Material supplied:
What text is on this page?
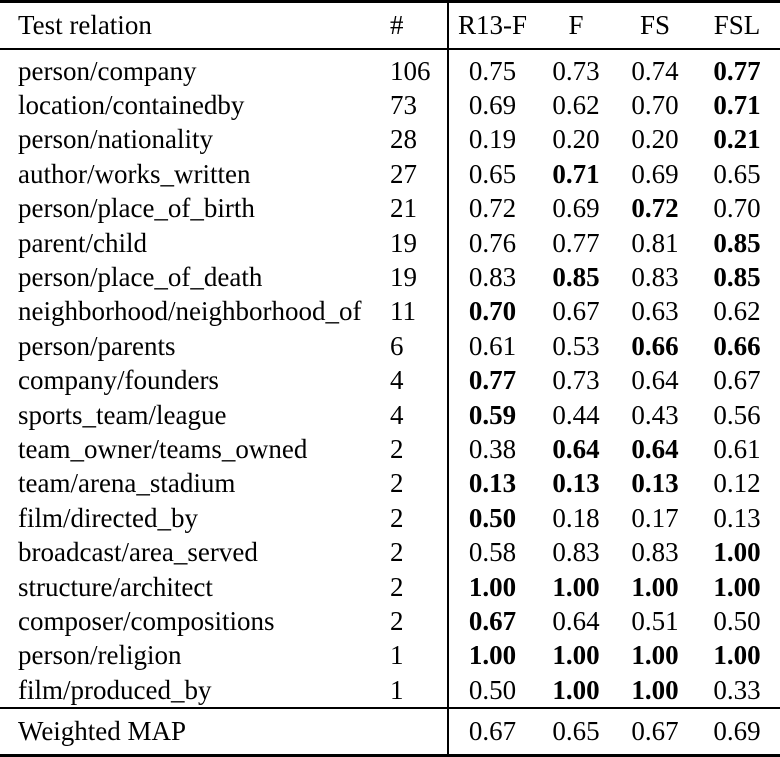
Test relation	#	R13-F	F	FS	FSL
person/company	106	0.75	0.73	0.74	0.77
location/containedby	73	0.69	0.62	0.70	0.71
person/nationality	28	0.19	0.20	0.20	0.21
author/works_written	27	0.65	0.71	0.69	0.65
person/place_of_birth	21	0.72	0.69	0.72	0.70
parent/child	19	0.76	0.77	0.81	0.85
person/place_of_death	19	0.83	0.85	0.83	0.85
neighborhood/neighborhood_of	11	0.70	0.67	0.63	0.62
person/parents	6	0.61	0.53	0.66	0.66
company/founders	4	0.77	0.73	0.64	0.67
sports_team/league	4	0.59	0.44	0.43	0.56
team_owner/teams_owned	2	0.38	0.64	0.64	0.61
team/arena_stadium	2	0.13	0.13	0.13	0.12
film/directed_by	2	0.50	0.18	0.17	0.13
broadcast/area_served	2	0.58	0.83	0.83	1.00
structure/architect	2	1.00	1.00	1.00	1.00
composer/compositions	2	0.67	0.64	0.51	0.50
person/religion	1	1.00	1.00	1.00	1.00
film/produced_by	1	0.50	1.00	1.00	0.33
Weighted MAP		0.67	0.65	0.67	0.69
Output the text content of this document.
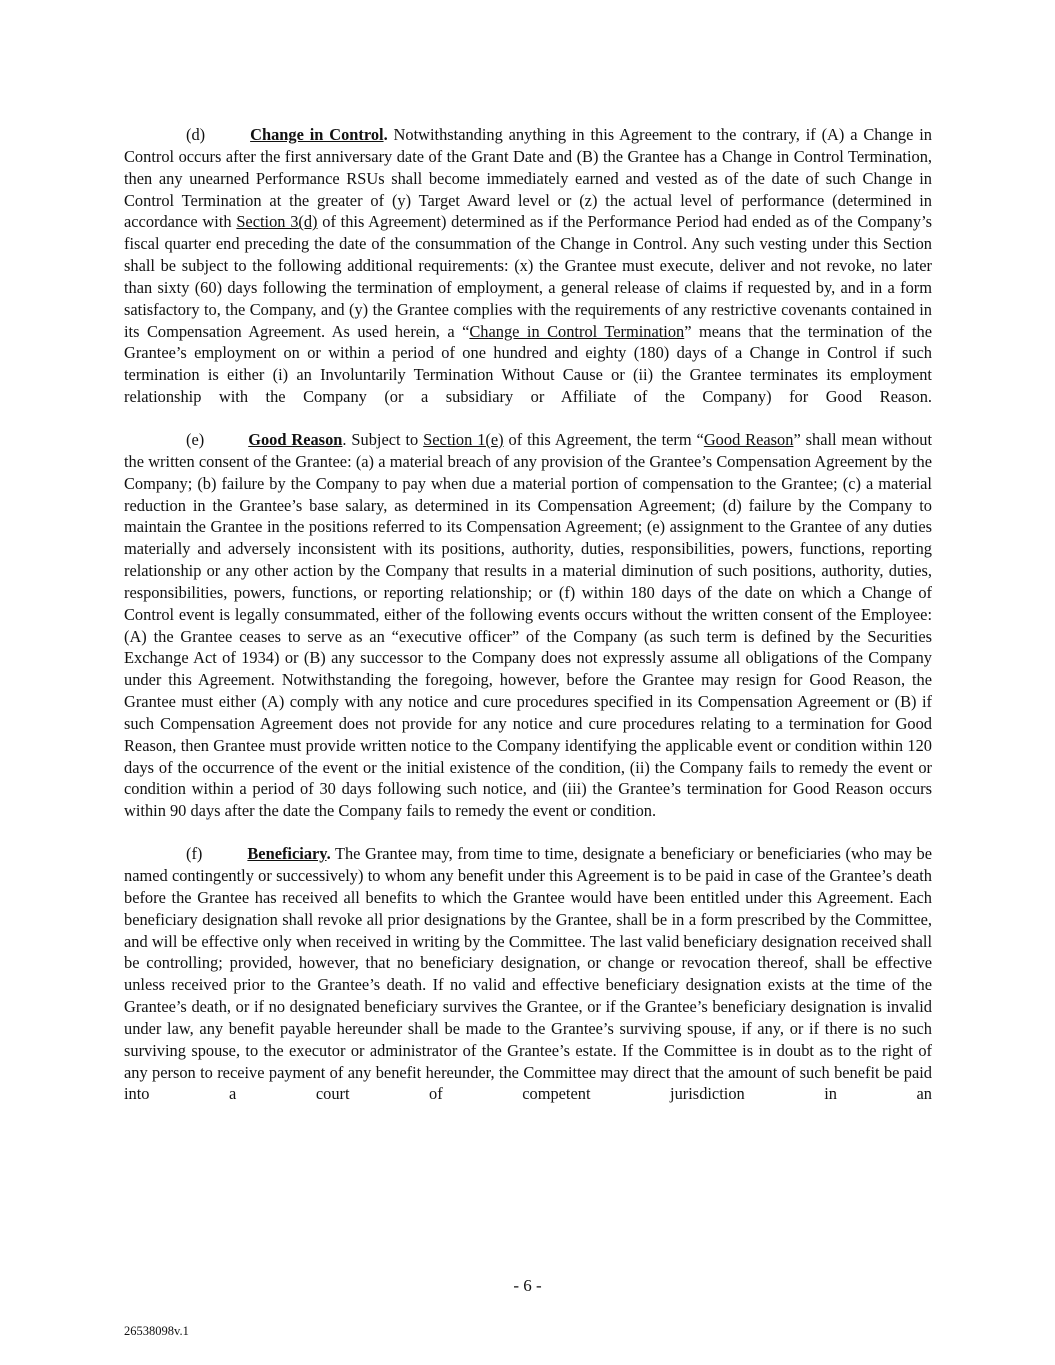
(d)	Change in Control. Notwithstanding anything in this Agreement to the contrary, if (A) a Change in Control occurs after the first anniversary date of the Grant Date and (B) the Grantee has a Change in Control Termination, then any unearned Performance RSUs shall become immediately earned and vested as of the date of such Change in Control Termination at the greater of (y) Target Award level or (z) the actual level of performance (determined in accordance with Section 3(d) of this Agreement) determined as if the Performance Period had ended as of the Company’s fiscal quarter end preceding the date of the consummation of the Change in Control. Any such vesting under this Section shall be subject to the following additional requirements: (x) the Grantee must execute, deliver and not revoke, no later than sixty (60) days following the termination of employment, a general release of claims if requested by, and in a form satisfactory to, the Company, and (y) the Grantee complies with the requirements of any restrictive covenants contained in its Compensation Agreement. As used herein, a “Change in Control Termination” means that the termination of the Grantee’s employment on or within a period of one hundred and eighty (180) days of a Change in Control if such termination is either (i) an Involuntarily Termination Without Cause or (ii) the Grantee terminates its employment relationship with the Company (or a subsidiary or Affiliate of the Company) for Good Reason.

(e)	Good Reason. Subject to Section 1(e) of this Agreement, the term “Good Reason” shall mean without the written consent of the Grantee: (a) a material breach of any provision of the Grantee’s Compensation Agreement by the Company; (b) failure by the Company to pay when due a material portion of compensation to the Grantee; (c) a material reduction in the Grantee’s base salary, as determined in its Compensation Agreement; (d) failure by the Company to maintain the Grantee in the positions referred to its Compensation Agreement; (e) assignment to the Grantee of any duties materially and adversely inconsistent with its positions, authority, duties, responsibilities, powers, functions, reporting relationship or any other action by the Company that results in a material diminution of such positions, authority, duties, responsibilities, powers, functions, or reporting relationship; or (f) within 180 days of the date on which a Change of Control event is legally consummated, either of the following events occurs without the written consent of the Employee: (A) the Grantee ceases to serve as an “executive officer” of the Company (as such term is defined by the Securities Exchange Act of 1934) or (B) any successor to the Company does not expressly assume all obligations of the Company under this Agreement. Notwithstanding the foregoing, however, before the Grantee may resign for Good Reason, the Grantee must either (A) comply with any notice and cure procedures specified in its Compensation Agreement or (B) if such Compensation Agreement does not provide for any notice and cure procedures relating to a termination for Good Reason, then Grantee must provide written notice to the Company identifying the applicable event or condition within 120 days of the occurrence of the event or the initial existence of the condition, (ii) the Company fails to remedy the event or condition within a period of 30 days following such notice, and (iii) the Grantee’s termination for Good Reason occurs within 90 days after the date the Company fails to remedy the event or condition.

(f)	Beneficiary. The Grantee may, from time to time, designate a beneficiary or beneficiaries (who may be named contingently or successively) to whom any benefit under this Agreement is to be paid in case of the Grantee’s death before the Grantee has received all benefits to which the Grantee would have been entitled under this Agreement. Each beneficiary designation shall revoke all prior designations by the Grantee, shall be in a form prescribed by the Committee, and will be effective only when received in writing by the Committee. The last valid beneficiary designation received shall be controlling; provided, however, that no beneficiary designation, or change or revocation thereof, shall be effective unless received prior to the Grantee’s death. If no valid and effective beneficiary designation exists at the time of the Grantee’s death, or if no designated beneficiary survives the Grantee, or if the Grantee’s beneficiary designation is invalid under law, any benefit payable hereunder shall be made to the Grantee’s surviving spouse, if any, or if there is no such surviving spouse, to the executor or administrator of the Grantee’s estate. If the Committee is in doubt as to the right of any person to receive payment of any benefit hereunder, the Committee may direct that the amount of such benefit be paid into a court of competent jurisdiction in an

- 6 -
26538098v.1
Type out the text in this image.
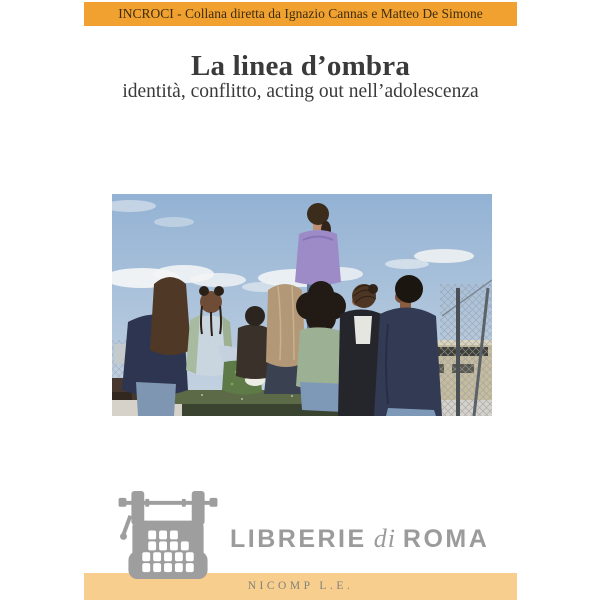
INCROCI - Collana diretta da Ignazio Cannas e Matteo De Simone
La linea d’ombra
identità, conflitto, acting out nell’adolescenza
LIBRERIE di ROMA
NICOMP L.E.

Aim: Output all of the data exactly as it stands, minus any images.

Full solution:
What text is on this page?
Test relation	#	R13-F	F	FS	FSL
person/company	106	0.75	0.73	0.74	0.77
location/containedby	73	0.69	0.62	0.70	0.71
person/nationality	28	0.19	0.20	0.20	0.21
author/works_written	27	0.65	0.71	0.69	0.65
person/place_of_birth	21	0.72	0.69	0.72	0.70
parent/child	19	0.76	0.77	0.81	0.85
person/place_of_death	19	0.83	0.85	0.83	0.85
neighborhood/neighborhood_of	11	0.70	0.67	0.63	0.62
person/parents	6	0.61	0.53	0.66	0.66
company/founders	4	0.77	0.73	0.64	0.67
sports_team/league	4	0.59	0.44	0.43	0.56
team_owner/teams_owned	2	0.38	0.64	0.64	0.61
team/arena_stadium	2	0.13	0.13	0.13	0.12
film/directed_by	2	0.50	0.18	0.17	0.13
broadcast/area_served	2	0.58	0.83	0.83	1.00
structure/architect	2	1.00	1.00	1.00	1.00
composer/compositions	2	0.67	0.64	0.51	0.50
person/religion	1	1.00	1.00	1.00	1.00
film/produced_by	1	0.50	1.00	1.00	0.33
Weighted MAP		0.67	0.65	0.67	0.69
Output the text content of this document.
(d)	Change in Control. Notwithstanding anything in this Agreement to the contrary, if (A) a Change in Control occurs after the first anniversary date of the Grant Date and (B) the Grantee has a Change in Control Termination, then any unearned Performance RSUs shall become immediately earned and vested as of the date of such Change in Control Termination at the greater of (y) Target Award level or (z) the actual level of performance (determined in accordance with Section 3(d) of this Agreement) determined as if the Performance Period had ended as of the Company’s fiscal quarter end preceding the date of the consummation of the Change in Control. Any such vesting under this Section shall be subject to the following additional requirements: (x) the Grantee must execute, deliver and not revoke, no later than sixty (60) days following the termination of employment, a general release of claims if requested by, and in a form satisfactory to, the Company, and (y) the Grantee complies with the requirements of any restrictive covenants contained in its Compensation Agreement. As used herein, a “Change in Control Termination” means that the termination of the Grantee’s employment on or within a period of one hundred and eighty (180) days of a Change in Control if such termination is either (i) an Involuntarily Termination Without Cause or (ii) the Grantee terminates its employment relationship with the Company (or a subsidiary or Affiliate of the Company) for Good Reason.

(e)	Good Reason. Subject to Section 1(e) of this Agreement, the term “Good Reason” shall mean without the written consent of the Grantee: (a) a material breach of any provision of the Grantee’s Compensation Agreement by the Company; (b) failure by the Company to pay when due a material portion of compensation to the Grantee; (c) a material reduction in the Grantee’s base salary, as determined in its Compensation Agreement; (d) failure by the Company to maintain the Grantee in the positions referred to its Compensation Agreement; (e) assignment to the Grantee of any duties materially and adversely inconsistent with its positions, authority, duties, responsibilities, powers, functions, reporting relationship or any other action by the Company that results in a material diminution of such positions, authority, duties, responsibilities, powers, functions, or reporting relationship; or (f) within 180 days of the date on which a Change of Control event is legally consummated, either of the following events occurs without the written consent of the Employee: (A) the Grantee ceases to serve as an “executive officer” of the Company (as such term is defined by the Securities Exchange Act of 1934) or (B) any successor to the Company does not expressly assume all obligations of the Company under this Agreement. Notwithstanding the foregoing, however, before the Grantee may resign for Good Reason, the Grantee must either (A) comply with any notice and cure procedures specified in its Compensation Agreement or (B) if such Compensation Agreement does not provide for any notice and cure procedures relating to a termination for Good Reason, then Grantee must provide written notice to the Company identifying the applicable event or condition within 120 days of the occurrence of the event or the initial existence of the condition, (ii) the Company fails to remedy the event or condition within a period of 30 days following such notice, and (iii) the Grantee’s termination for Good Reason occurs within 90 days after the date the Company fails to remedy the event or condition.

(f)	Beneficiary. The Grantee may, from time to time, designate a beneficiary or beneficiaries (who may be named contingently or successively) to whom any benefit under this Agreement is to be paid in case of the Grantee’s death before the Grantee has received all benefits to which the Grantee would have been entitled under this Agreement. Each beneficiary designation shall revoke all prior designations by the Grantee, shall be in a form prescribed by the Committee, and will be effective only when received in writing by the Committee. The last valid beneficiary designation received shall be controlling; provided, however, that no beneficiary designation, or change or revocation thereof, shall be effective unless received prior to the Grantee’s death. If no valid and effective beneficiary designation exists at the time of the Grantee’s death, or if no designated beneficiary survives the Grantee, or if the Grantee’s beneficiary designation is invalid under law, any benefit payable hereunder shall be made to the Grantee’s surviving spouse, if any, or if there is no such surviving spouse, to the executor or administrator of the Grantee’s estate. If the Committee is in doubt as to the right of any person to receive payment of any benefit hereunder, the Committee may direct that the amount of such benefit be paid into a court of competent jurisdiction in an

- 6 -
26538098v.1
Type out the text in this image.
INCROCI - Collana diretta da Ignazio Cannas e Matteo De Simone
La linea d’ombra
identità, conflitto, acting out nell’adolescenza
LIBRERIE di ROMA
NICOMP L.E.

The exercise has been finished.